* **INSTRUCTIONS TO FOLLOW**
Return a copy of each line that holds the string "head".

* **GIVEN DATA**

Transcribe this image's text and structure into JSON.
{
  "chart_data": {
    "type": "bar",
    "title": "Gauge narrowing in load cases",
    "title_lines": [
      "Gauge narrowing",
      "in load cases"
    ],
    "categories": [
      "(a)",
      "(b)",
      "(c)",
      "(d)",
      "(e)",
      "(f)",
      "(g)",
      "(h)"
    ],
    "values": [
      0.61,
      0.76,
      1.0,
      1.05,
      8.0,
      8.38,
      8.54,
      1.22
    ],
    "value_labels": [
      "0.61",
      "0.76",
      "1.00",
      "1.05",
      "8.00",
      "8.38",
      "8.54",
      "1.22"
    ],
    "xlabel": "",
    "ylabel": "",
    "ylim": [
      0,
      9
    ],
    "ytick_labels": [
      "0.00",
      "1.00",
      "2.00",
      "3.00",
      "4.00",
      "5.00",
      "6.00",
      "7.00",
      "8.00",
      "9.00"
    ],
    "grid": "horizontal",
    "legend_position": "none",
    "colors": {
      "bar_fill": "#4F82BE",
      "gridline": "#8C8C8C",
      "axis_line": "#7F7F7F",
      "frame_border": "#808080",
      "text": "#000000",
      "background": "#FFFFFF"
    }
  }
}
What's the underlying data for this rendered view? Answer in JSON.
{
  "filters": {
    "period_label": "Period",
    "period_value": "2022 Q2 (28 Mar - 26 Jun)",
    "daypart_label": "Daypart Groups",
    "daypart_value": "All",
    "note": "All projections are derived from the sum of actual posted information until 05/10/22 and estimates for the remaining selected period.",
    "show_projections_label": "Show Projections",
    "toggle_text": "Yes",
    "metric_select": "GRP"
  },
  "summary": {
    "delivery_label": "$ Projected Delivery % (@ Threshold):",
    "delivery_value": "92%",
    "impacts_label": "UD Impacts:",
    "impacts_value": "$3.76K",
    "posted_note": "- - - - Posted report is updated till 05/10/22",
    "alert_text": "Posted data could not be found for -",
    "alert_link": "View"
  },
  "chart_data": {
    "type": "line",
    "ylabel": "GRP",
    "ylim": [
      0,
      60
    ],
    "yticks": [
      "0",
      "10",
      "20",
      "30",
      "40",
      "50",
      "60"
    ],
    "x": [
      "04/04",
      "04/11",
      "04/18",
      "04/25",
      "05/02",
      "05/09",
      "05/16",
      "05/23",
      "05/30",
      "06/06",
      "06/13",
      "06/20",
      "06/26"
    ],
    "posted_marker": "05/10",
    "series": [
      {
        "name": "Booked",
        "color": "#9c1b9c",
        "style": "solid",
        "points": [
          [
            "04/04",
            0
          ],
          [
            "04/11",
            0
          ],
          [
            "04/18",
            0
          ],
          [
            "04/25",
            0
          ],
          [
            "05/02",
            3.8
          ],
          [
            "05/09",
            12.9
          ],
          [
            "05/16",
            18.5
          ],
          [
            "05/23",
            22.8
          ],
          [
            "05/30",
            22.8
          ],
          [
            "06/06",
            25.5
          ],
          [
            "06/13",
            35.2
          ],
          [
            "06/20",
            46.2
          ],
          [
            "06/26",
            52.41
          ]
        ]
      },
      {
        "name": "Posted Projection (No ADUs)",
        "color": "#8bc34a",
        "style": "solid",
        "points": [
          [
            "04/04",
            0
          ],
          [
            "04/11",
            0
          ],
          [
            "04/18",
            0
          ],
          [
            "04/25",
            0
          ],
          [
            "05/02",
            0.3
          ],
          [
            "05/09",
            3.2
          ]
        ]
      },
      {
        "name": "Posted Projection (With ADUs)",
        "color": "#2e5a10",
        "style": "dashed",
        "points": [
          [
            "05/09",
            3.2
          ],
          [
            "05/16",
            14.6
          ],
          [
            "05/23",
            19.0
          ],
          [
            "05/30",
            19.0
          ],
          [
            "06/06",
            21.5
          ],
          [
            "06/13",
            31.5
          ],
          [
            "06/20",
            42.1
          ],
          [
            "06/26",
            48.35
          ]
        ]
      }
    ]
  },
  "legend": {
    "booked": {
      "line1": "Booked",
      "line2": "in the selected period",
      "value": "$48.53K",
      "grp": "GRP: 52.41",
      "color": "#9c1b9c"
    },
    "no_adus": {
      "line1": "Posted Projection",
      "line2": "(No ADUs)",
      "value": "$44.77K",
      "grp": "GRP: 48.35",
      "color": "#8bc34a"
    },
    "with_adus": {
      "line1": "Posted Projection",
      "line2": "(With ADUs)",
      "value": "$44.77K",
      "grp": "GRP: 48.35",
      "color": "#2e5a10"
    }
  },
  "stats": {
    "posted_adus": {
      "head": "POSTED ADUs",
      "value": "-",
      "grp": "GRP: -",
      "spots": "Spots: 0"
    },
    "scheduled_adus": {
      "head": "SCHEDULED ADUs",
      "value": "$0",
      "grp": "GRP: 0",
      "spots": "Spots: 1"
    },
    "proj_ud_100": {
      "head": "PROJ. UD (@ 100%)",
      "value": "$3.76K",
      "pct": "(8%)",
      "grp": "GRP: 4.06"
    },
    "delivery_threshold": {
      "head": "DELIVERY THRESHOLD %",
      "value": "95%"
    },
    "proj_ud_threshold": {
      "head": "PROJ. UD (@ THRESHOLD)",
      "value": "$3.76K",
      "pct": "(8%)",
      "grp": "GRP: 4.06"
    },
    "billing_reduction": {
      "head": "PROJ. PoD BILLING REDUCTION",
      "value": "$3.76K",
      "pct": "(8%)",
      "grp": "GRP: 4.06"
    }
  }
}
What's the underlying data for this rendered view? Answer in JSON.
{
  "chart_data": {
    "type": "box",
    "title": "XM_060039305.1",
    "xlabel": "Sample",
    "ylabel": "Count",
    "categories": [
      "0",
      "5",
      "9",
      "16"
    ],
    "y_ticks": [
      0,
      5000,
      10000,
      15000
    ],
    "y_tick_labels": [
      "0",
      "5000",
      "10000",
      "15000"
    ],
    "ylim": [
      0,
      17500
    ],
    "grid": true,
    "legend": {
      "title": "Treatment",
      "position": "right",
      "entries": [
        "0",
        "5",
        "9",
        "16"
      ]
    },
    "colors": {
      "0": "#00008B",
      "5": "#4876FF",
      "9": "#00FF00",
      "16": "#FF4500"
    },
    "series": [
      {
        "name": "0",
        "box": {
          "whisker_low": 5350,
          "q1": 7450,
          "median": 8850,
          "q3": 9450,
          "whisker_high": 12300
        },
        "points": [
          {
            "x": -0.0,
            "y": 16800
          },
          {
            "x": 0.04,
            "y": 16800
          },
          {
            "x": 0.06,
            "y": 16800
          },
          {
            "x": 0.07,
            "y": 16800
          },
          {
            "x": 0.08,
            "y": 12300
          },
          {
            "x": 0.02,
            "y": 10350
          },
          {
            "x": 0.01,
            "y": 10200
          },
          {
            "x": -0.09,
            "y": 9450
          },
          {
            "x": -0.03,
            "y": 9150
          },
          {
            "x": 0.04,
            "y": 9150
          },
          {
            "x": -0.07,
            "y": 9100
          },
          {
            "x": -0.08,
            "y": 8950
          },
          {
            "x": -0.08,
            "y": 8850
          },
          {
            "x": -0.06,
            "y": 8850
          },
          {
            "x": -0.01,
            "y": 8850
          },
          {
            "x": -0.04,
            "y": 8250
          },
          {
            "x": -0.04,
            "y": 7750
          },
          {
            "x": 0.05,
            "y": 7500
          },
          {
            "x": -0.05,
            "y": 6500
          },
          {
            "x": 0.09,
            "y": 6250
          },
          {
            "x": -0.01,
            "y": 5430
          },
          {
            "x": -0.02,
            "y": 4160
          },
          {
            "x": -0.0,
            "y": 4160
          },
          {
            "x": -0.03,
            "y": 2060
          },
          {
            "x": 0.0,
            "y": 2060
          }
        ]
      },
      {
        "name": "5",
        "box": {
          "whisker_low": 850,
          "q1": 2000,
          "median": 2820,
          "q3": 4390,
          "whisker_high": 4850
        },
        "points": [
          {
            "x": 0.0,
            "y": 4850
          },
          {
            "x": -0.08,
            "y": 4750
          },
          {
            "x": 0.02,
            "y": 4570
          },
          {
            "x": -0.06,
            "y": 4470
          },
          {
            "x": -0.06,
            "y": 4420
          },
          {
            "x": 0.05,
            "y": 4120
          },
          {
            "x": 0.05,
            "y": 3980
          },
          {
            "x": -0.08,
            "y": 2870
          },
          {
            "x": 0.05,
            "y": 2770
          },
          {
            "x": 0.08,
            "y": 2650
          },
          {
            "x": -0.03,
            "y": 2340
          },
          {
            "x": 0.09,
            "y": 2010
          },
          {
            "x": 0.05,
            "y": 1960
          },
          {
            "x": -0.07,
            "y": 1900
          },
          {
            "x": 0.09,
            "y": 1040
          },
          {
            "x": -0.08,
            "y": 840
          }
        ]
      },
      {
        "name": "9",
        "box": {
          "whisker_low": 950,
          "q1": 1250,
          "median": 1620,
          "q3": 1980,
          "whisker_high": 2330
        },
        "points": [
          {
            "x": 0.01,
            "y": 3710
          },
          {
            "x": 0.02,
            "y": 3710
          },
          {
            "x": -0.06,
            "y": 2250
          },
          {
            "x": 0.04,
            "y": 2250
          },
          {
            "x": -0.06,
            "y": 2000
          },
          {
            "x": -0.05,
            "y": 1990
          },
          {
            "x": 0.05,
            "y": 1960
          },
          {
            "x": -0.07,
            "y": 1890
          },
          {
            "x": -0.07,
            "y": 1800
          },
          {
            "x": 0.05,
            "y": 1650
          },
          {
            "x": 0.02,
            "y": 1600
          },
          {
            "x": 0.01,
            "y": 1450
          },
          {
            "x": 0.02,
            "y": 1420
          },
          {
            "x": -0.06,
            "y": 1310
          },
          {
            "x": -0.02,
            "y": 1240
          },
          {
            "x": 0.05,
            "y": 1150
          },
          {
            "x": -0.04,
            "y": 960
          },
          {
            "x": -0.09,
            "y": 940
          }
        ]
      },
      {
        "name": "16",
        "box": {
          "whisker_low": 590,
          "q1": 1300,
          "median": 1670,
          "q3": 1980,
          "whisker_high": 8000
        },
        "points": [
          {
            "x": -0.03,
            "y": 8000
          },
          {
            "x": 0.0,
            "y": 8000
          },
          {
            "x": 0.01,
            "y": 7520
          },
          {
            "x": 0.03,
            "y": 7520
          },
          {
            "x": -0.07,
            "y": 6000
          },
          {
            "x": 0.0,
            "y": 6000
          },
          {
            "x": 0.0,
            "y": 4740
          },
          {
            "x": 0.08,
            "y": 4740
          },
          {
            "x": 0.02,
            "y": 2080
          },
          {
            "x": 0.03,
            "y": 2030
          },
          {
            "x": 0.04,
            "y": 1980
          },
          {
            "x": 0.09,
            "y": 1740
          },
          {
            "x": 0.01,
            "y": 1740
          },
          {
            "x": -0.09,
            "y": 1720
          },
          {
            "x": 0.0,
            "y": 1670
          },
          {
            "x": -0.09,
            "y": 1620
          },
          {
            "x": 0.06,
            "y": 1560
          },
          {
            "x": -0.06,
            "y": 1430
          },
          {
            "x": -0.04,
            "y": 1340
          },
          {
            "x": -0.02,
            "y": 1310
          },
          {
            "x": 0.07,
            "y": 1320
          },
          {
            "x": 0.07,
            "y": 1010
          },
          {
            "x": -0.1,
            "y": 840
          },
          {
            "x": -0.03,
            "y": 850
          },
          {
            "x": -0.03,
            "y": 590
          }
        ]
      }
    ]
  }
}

* **TASK RESPONSE**
      "head": "POSTED ADUs",
      "head": "SCHEDULED ADUs",
      "head": "PROJ. UD (@ 100%)",
      "head": "DELIVERY THRESHOLD %",
      "head": "PROJ. UD (@ THRESHOLD)",
      "head": "PROJ. PoD BILLING REDUCTION",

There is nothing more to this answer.